Dataset records:

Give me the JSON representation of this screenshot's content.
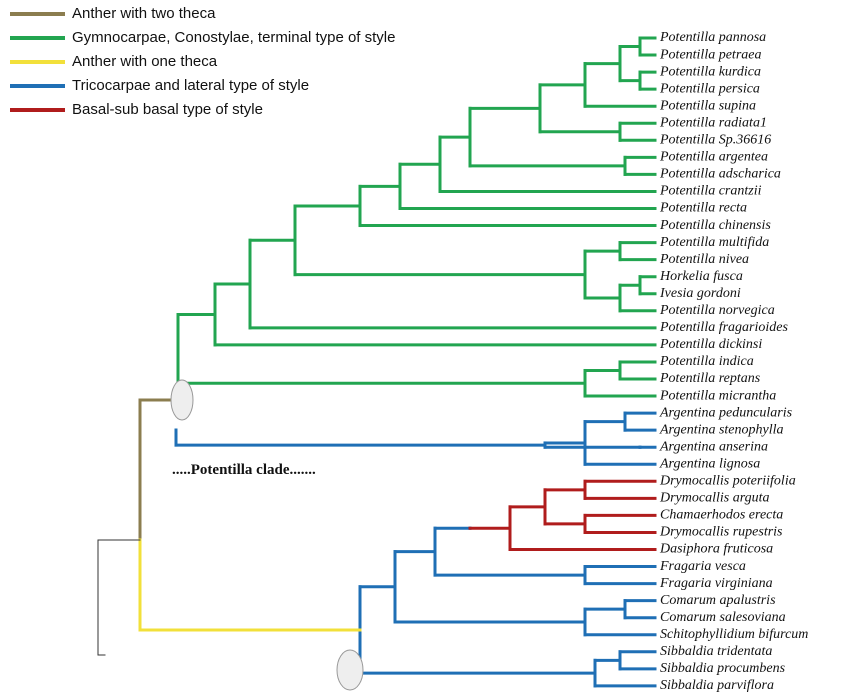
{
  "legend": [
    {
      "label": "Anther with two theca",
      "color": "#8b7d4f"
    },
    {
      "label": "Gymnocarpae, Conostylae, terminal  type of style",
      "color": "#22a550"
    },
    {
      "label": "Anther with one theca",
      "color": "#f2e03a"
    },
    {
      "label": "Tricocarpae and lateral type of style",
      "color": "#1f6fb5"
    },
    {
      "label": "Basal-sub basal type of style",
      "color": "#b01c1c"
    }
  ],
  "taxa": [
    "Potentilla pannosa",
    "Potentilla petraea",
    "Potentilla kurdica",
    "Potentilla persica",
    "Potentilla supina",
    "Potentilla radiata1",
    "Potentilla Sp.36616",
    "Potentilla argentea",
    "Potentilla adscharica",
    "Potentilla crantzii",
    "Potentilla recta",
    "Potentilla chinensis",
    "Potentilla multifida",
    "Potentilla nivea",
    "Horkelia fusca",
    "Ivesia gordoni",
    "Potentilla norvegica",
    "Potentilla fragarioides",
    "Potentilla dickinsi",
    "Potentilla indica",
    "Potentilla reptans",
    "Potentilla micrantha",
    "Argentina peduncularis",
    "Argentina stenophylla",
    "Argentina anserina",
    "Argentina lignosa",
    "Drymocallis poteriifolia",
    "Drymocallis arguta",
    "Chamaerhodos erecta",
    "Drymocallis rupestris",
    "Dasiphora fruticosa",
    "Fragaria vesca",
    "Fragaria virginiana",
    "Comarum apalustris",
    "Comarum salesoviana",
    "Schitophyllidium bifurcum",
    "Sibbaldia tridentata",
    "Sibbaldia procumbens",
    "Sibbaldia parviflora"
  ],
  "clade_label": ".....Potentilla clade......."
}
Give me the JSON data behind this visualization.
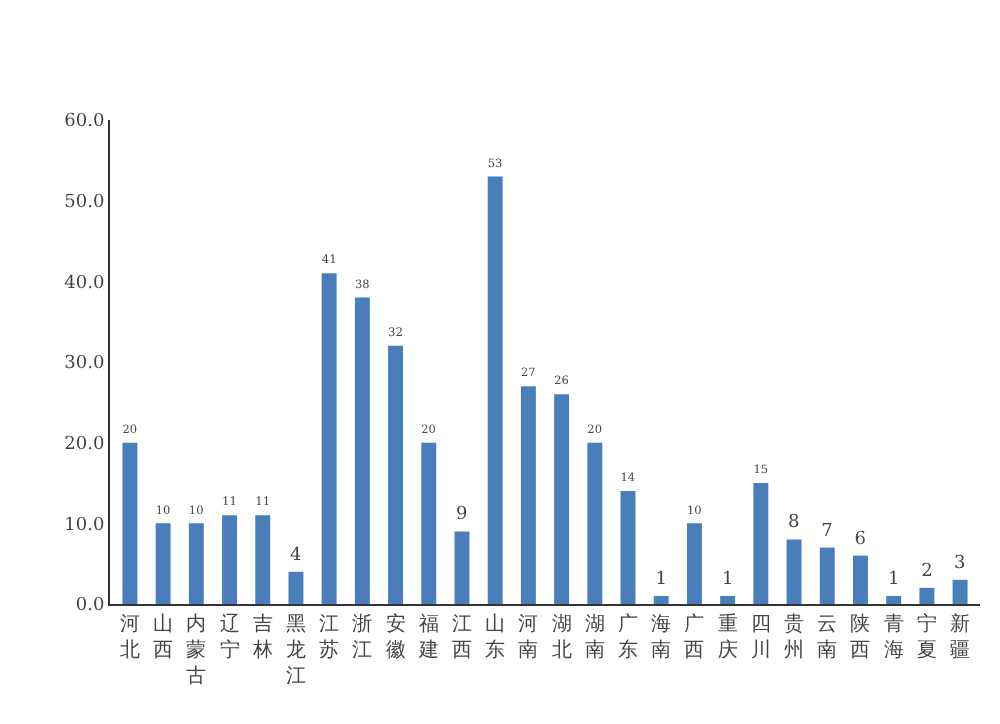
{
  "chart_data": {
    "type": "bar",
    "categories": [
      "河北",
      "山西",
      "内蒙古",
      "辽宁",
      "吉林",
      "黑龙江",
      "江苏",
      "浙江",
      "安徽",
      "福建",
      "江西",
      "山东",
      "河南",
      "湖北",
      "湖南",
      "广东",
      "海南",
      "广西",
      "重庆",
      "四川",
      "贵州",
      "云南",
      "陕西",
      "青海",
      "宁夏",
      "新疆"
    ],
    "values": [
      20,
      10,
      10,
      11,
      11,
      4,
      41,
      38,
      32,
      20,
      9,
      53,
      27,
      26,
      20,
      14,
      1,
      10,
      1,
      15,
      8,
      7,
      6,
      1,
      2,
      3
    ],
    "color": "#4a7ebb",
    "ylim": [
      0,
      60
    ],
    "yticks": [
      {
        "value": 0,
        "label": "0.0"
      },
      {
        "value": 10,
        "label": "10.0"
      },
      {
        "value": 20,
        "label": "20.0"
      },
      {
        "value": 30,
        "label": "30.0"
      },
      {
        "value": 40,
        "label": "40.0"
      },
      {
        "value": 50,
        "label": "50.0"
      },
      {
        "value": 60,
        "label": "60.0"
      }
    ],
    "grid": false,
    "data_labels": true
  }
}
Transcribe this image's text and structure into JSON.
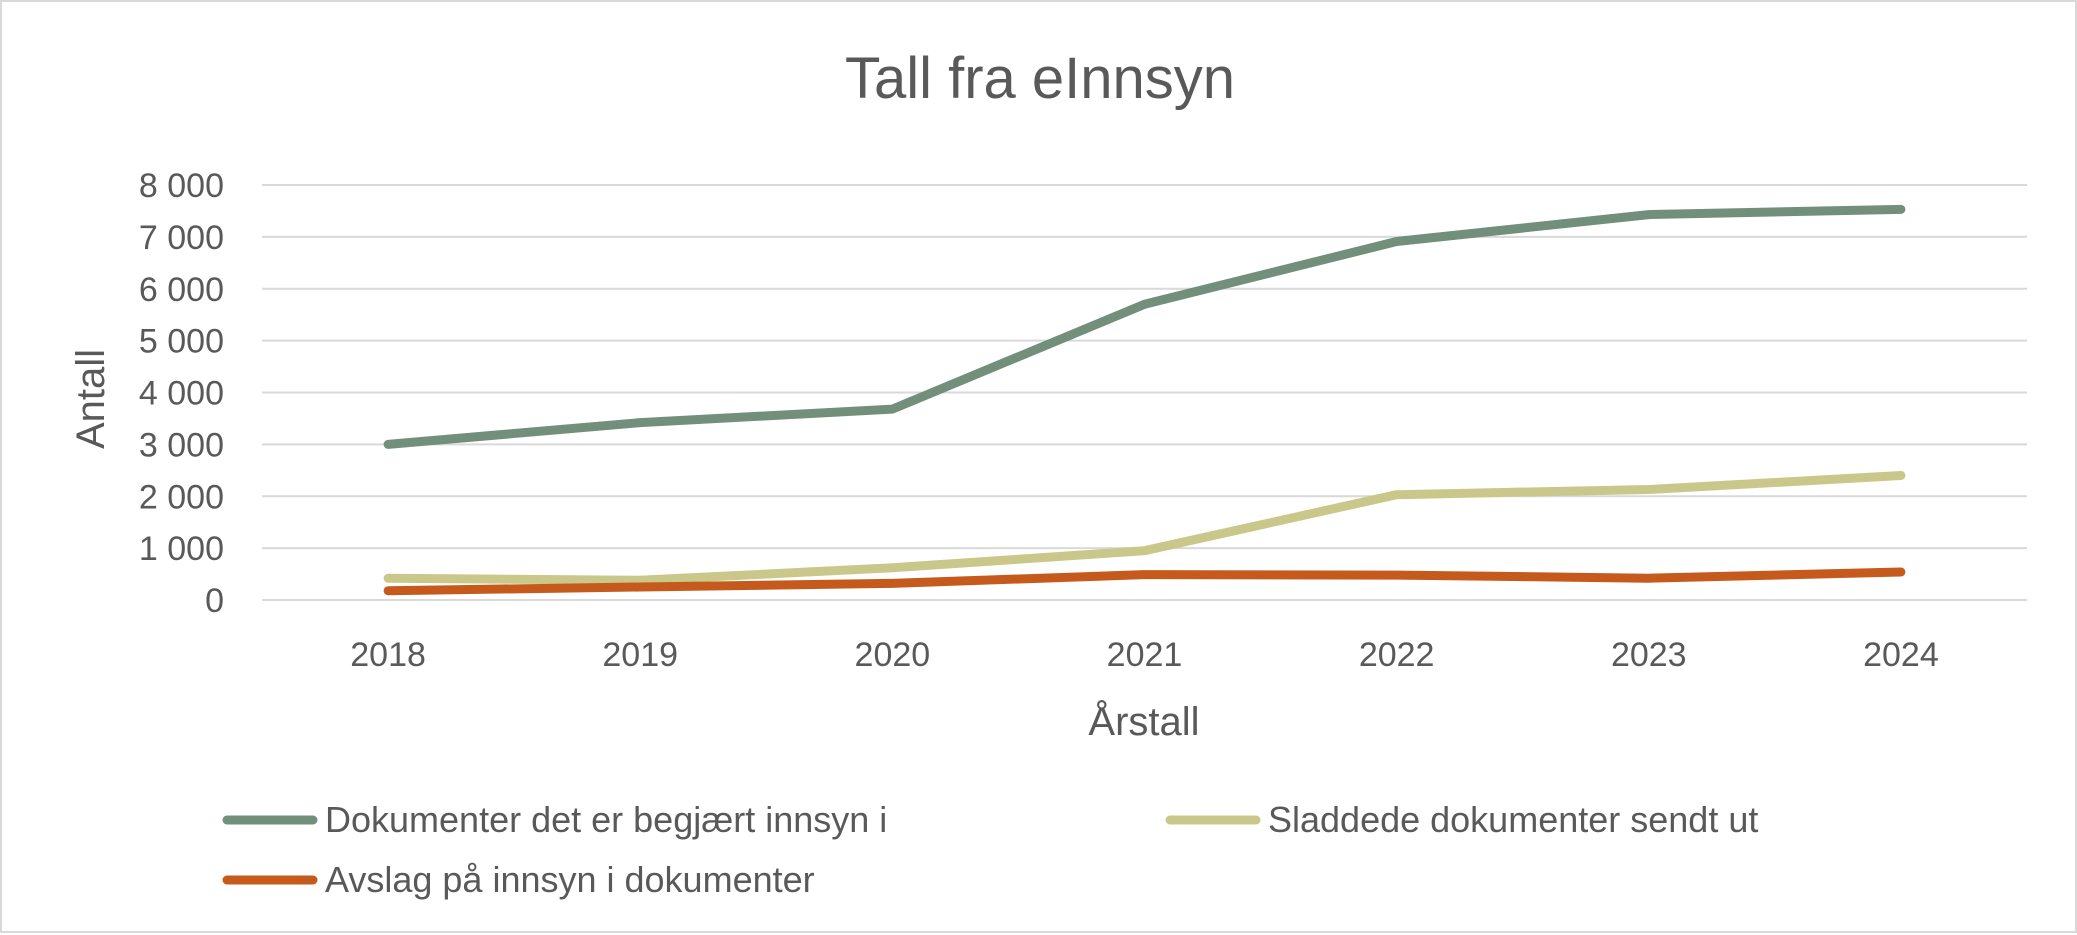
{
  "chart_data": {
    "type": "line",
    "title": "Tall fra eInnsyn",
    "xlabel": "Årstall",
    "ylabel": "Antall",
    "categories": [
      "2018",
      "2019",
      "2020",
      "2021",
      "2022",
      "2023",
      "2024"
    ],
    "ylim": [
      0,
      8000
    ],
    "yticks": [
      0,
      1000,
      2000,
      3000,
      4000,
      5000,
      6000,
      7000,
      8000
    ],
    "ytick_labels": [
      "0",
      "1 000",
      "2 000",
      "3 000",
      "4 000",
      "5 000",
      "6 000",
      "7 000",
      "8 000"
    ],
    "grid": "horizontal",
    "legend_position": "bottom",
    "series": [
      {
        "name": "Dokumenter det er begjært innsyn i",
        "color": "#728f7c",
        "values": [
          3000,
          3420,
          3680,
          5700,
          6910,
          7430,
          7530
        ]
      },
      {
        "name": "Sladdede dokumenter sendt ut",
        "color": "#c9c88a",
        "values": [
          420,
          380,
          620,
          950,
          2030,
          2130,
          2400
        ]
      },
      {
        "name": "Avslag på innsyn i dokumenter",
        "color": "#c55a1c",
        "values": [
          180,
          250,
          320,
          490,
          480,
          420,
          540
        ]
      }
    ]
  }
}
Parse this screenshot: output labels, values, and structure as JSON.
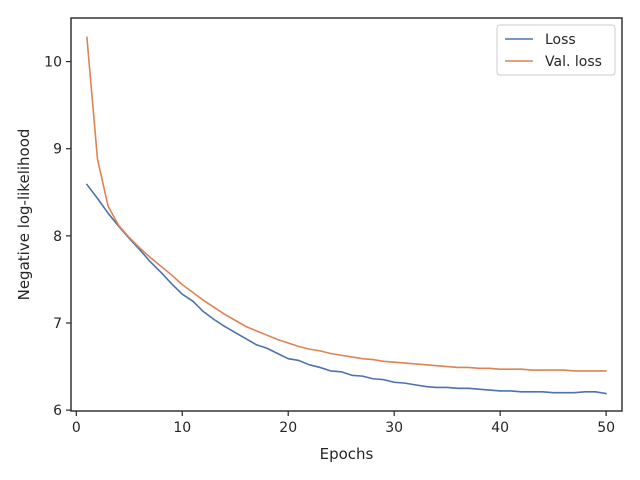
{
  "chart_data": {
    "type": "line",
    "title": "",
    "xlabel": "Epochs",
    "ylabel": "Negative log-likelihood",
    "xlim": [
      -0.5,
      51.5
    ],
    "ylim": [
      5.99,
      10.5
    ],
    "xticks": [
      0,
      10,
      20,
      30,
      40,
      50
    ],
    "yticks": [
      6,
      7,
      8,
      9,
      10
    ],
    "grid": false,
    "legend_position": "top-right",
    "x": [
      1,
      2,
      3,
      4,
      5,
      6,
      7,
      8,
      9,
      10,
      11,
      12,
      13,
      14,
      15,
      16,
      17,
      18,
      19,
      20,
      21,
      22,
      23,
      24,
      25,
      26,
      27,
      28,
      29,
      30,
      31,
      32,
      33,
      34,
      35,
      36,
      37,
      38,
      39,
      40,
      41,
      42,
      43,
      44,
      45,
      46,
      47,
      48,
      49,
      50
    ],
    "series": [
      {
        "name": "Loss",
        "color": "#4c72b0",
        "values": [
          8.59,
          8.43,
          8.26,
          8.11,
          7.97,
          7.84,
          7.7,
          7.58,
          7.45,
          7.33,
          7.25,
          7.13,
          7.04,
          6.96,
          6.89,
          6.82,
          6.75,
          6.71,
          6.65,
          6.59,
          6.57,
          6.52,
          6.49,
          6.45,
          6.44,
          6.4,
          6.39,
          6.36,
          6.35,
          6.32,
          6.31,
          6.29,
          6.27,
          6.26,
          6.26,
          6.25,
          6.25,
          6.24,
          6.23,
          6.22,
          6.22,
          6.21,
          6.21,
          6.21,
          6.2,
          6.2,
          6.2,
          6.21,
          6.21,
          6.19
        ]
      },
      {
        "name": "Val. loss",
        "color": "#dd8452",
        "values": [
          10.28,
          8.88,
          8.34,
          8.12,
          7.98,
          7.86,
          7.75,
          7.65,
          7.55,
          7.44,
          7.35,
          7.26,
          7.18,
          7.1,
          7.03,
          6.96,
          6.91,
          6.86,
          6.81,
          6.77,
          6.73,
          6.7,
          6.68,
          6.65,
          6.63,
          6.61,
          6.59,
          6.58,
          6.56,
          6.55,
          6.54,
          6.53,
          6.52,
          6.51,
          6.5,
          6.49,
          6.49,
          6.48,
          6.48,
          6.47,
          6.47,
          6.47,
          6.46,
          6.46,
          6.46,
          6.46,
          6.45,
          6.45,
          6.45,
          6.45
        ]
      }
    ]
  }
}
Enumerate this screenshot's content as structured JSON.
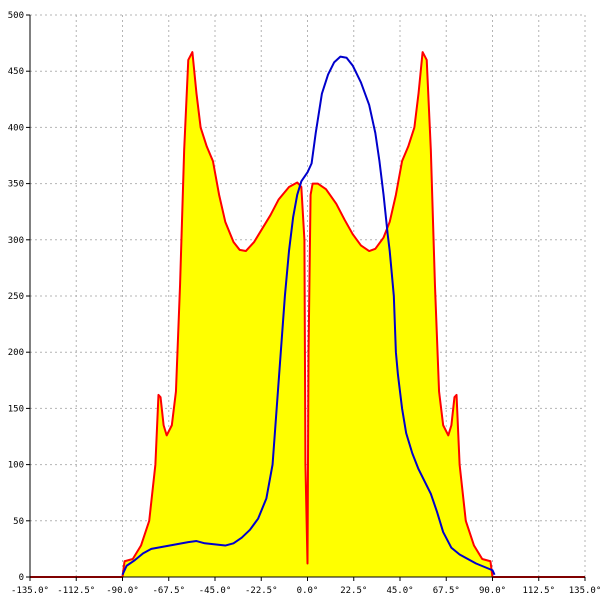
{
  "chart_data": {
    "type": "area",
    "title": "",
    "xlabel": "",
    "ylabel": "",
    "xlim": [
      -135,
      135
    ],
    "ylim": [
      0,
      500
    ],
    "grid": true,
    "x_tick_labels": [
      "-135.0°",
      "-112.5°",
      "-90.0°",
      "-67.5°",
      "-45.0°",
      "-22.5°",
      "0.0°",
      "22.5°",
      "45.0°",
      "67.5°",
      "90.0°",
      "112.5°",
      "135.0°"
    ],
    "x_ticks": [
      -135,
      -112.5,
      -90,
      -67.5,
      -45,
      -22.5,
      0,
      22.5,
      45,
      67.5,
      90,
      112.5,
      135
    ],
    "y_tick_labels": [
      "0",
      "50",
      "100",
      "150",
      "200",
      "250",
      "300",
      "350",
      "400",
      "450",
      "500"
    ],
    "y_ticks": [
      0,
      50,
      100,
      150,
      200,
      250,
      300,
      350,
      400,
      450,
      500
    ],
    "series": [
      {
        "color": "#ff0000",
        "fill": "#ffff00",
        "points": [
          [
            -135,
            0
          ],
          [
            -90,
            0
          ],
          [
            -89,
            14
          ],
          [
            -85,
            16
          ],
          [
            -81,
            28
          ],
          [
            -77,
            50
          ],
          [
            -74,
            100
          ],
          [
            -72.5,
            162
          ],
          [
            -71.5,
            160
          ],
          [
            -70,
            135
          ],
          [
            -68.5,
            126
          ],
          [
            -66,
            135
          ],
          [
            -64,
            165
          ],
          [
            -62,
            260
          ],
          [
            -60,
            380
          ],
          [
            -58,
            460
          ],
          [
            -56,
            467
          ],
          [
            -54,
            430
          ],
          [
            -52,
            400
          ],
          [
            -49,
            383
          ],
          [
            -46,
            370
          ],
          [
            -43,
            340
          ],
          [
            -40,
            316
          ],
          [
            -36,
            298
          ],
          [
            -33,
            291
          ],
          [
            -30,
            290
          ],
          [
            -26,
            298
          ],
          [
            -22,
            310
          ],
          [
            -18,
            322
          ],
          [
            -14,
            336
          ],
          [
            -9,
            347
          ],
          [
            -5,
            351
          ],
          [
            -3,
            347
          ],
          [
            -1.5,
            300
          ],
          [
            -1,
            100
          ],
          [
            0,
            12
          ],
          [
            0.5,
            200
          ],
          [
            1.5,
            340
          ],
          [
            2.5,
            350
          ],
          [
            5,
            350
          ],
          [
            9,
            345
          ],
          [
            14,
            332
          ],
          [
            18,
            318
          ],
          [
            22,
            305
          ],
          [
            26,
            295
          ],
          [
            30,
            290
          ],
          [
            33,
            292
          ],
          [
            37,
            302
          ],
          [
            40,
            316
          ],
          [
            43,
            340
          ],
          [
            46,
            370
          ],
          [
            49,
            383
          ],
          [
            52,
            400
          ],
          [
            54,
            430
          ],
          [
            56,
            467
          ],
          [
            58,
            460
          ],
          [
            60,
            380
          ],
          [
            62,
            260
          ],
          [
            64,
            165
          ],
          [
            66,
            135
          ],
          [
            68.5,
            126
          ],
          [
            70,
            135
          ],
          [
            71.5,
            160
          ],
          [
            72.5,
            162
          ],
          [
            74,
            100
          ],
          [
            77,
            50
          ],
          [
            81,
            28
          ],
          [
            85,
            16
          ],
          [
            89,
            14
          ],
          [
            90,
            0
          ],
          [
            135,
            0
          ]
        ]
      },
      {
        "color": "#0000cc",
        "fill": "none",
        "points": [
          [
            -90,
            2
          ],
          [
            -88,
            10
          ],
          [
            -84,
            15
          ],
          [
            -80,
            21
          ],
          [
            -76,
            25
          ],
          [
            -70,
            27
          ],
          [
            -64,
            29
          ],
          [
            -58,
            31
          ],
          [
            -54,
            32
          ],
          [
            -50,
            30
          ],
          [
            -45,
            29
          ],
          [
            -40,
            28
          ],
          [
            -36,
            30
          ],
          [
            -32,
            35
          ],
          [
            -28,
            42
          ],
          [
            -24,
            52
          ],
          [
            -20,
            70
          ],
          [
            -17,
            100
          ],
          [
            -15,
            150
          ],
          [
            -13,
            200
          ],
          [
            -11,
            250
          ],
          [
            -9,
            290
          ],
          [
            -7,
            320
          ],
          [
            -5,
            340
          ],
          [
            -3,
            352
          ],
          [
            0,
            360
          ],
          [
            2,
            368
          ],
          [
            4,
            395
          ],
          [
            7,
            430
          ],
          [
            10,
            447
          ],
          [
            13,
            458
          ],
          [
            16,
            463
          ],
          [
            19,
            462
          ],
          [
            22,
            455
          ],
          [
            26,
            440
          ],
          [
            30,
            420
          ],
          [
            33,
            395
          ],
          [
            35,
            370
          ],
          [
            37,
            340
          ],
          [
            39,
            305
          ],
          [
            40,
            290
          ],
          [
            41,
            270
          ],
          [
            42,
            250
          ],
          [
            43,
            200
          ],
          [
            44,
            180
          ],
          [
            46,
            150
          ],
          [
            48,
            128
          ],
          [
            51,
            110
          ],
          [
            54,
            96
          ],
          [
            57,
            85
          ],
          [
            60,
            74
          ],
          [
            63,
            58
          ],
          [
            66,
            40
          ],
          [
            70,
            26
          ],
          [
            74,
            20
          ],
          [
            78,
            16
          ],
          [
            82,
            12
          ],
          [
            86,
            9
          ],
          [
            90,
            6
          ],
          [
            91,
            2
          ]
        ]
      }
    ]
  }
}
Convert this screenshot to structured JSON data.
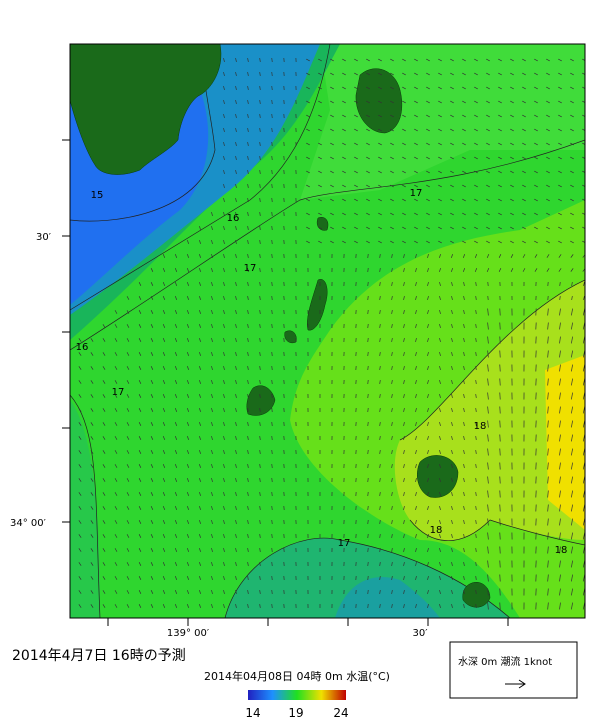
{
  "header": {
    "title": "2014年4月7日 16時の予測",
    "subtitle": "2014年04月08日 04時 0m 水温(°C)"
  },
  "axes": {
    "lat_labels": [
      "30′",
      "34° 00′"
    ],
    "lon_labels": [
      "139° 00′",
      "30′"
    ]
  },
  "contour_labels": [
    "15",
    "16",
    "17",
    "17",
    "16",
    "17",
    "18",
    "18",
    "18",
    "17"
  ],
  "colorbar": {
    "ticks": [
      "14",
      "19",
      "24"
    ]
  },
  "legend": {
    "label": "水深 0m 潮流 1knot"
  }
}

Stated goal: Among the lines of the material above, how many include the string "with"? Report only that number.

Exercise result: 2